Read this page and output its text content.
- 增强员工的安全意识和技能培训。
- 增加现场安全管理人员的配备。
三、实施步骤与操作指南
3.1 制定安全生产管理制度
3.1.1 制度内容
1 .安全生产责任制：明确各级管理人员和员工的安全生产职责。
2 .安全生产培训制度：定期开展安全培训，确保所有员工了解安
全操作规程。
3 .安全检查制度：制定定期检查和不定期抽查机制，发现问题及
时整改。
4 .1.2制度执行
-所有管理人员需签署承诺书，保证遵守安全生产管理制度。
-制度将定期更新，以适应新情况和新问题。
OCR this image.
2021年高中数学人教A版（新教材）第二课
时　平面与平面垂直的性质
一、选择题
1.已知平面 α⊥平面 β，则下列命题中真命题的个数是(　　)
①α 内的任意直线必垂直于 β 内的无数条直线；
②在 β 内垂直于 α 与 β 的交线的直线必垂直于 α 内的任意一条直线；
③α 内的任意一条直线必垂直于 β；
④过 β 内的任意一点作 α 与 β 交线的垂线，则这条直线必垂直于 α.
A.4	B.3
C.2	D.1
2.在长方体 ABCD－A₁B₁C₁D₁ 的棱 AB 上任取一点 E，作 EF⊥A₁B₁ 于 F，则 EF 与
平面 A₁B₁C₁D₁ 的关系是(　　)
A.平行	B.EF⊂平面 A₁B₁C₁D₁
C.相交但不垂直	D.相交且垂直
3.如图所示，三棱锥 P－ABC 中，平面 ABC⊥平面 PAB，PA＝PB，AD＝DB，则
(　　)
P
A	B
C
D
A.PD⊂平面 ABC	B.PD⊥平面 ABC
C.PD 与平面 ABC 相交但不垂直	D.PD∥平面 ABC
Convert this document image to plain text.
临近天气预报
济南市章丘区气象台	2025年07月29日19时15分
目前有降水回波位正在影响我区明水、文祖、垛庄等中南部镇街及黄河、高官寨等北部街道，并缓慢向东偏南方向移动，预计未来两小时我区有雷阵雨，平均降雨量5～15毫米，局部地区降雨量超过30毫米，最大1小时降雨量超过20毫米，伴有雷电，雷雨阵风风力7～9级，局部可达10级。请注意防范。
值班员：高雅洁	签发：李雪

=====

• _PROBLEM DESCRIPTION_
Using the entries above, state how many lines include the word "相交但不垂直", with no other words.

• _CORRECT OUTPUT_
2